> [Your task]
Exact reproduction is required for all entries.
-=-=-
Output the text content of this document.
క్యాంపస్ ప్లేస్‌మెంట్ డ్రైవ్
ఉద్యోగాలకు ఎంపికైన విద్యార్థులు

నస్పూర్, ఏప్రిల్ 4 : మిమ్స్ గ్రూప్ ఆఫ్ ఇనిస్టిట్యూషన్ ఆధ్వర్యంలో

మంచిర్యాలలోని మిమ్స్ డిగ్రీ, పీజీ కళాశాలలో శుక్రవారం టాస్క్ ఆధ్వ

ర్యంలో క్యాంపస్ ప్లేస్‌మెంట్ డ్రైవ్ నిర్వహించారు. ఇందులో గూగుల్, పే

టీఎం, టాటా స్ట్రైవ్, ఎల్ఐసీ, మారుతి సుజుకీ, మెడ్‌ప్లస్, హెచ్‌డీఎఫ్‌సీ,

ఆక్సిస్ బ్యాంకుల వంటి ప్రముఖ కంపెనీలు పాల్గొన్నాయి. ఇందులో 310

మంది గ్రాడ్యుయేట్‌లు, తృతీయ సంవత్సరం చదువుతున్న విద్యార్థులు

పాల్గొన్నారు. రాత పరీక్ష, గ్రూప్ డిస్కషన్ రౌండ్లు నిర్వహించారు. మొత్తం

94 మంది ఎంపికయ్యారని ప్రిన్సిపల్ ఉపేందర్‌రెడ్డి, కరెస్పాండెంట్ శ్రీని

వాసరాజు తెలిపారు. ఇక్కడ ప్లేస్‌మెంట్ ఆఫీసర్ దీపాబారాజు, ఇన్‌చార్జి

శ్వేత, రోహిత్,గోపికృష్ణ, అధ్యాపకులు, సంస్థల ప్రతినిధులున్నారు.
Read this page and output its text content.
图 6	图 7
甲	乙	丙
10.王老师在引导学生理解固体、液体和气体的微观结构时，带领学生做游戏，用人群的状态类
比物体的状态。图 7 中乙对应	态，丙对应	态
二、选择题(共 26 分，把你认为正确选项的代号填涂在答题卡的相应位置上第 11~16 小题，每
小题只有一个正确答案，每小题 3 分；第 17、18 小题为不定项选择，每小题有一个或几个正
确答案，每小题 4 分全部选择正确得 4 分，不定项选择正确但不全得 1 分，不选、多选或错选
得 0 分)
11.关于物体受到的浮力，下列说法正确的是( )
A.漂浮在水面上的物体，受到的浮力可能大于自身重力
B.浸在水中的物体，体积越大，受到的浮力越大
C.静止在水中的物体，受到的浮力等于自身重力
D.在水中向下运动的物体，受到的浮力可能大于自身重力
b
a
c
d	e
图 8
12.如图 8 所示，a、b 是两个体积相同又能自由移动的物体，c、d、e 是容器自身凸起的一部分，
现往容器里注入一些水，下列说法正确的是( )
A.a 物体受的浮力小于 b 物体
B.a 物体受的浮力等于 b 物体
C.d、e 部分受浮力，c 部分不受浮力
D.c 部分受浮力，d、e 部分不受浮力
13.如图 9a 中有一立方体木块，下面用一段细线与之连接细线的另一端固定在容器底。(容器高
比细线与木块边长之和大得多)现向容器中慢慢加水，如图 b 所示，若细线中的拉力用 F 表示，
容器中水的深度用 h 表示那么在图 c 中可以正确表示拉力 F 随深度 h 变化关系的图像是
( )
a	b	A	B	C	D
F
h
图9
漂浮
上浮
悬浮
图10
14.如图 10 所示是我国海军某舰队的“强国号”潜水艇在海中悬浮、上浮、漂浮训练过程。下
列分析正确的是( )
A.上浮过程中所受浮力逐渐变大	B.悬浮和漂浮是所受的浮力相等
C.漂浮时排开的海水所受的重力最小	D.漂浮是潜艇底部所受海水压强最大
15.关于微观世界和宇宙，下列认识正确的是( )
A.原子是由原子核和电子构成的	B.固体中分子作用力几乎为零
-=-=-
> [Written solution]
Output the text content of this document.
క్యాంపస్ ప్లేస్‌మెంట్ డ్రైవ్
ఉద్యోగాలకు ఎంపికైన విద్యార్థులు

నస్పూర్, ఏప్రిల్ 4 : మిమ్స్ గ్రూప్ ఆఫ్ ఇనిస్టిట్యూషన్ ఆధ్వర్యంలో

మంచిర్యాలలోని మిమ్స్ డిగ్రీ, పీజీ కళాశాలలో శుక్రవారం టాస్క్ ఆధ్వ

ర్యంలో క్యాంపస్ ప్లేస్‌మెంట్ డ్రైవ్ నిర్వహించారు. ఇందులో గూగుల్, పే

టీఎం, టాటా స్ట్రైవ్, ఎల్ఐసీ, మారుతి సుజుకీ, మెడ్‌ప్లస్, హెచ్‌డీఎఫ్‌సీ,

ఆక్సిస్ బ్యాంకుల వంటి ప్రముఖ కంపెనీలు పాల్గొన్నాయి. ఇందులో 310

మంది గ్రాడ్యుయేట్‌లు, తృతీయ సంవత్సరం చదువుతున్న విద్యార్థులు

పాల్గొన్నారు. రాత పరీక్ష, గ్రూప్ డిస్కషన్ రౌండ్లు నిర్వహించారు. మొత్తం

94 మంది ఎంపికయ్యారని ప్రిన్సిపల్ ఉపేందర్‌రెడ్డి, కరెస్పాండెంట్ శ్రీని

వాసరాజు తెలిపారు. ఇక్కడ ప్లేస్‌మెంట్ ఆఫీసర్ దీపాబారాజు, ఇన్‌చార్జి

శ్వేత, రోహిత్,గోపికృష్ణ, అధ్యాపకులు, సంస్థల ప్రతినిధులున్నారు.
Read this page and output its text content.
图 6	图 7
甲	乙	丙
10.王老师在引导学生理解固体、液体和气体的微观结构时，带领学生做游戏，用人群的状态类
比物体的状态。图 7 中乙对应	态，丙对应	态
二、选择题(共 26 分，把你认为正确选项的代号填涂在答题卡的相应位置上第 11~16 小题，每
小题只有一个正确答案，每小题 3 分；第 17、18 小题为不定项选择，每小题有一个或几个正
确答案，每小题 4 分全部选择正确得 4 分，不定项选择正确但不全得 1 分，不选、多选或错选
得 0 分)
11.关于物体受到的浮力，下列说法正确的是( )
A.漂浮在水面上的物体，受到的浮力可能大于自身重力
B.浸在水中的物体，体积越大，受到的浮力越大
C.静止在水中的物体，受到的浮力等于自身重力
D.在水中向下运动的物体，受到的浮力可能大于自身重力
b
a
c
d	e
图 8
12.如图 8 所示，a、b 是两个体积相同又能自由移动的物体，c、d、e 是容器自身凸起的一部分，
现往容器里注入一些水，下列说法正确的是( )
A.a 物体受的浮力小于 b 物体
B.a 物体受的浮力等于 b 物体
C.d、e 部分受浮力，c 部分不受浮力
D.c 部分受浮力，d、e 部分不受浮力
13.如图 9a 中有一立方体木块，下面用一段细线与之连接细线的另一端固定在容器底。(容器高
比细线与木块边长之和大得多)现向容器中慢慢加水，如图 b 所示，若细线中的拉力用 F 表示，
容器中水的深度用 h 表示那么在图 c 中可以正确表示拉力 F 随深度 h 变化关系的图像是
( )
a	b	A	B	C	D
F
h
图9
漂浮
上浮
悬浮
图10
14.如图 10 所示是我国海军某舰队的“强国号”潜水艇在海中悬浮、上浮、漂浮训练过程。下
列分析正确的是( )
A.上浮过程中所受浮力逐渐变大	B.悬浮和漂浮是所受的浮力相等
C.漂浮时排开的海水所受的重力最小	D.漂浮是潜艇底部所受海水压强最大
15.关于微观世界和宇宙，下列认识正确的是( )
A.原子是由原子核和电子构成的	B.固体中分子作用力几乎为零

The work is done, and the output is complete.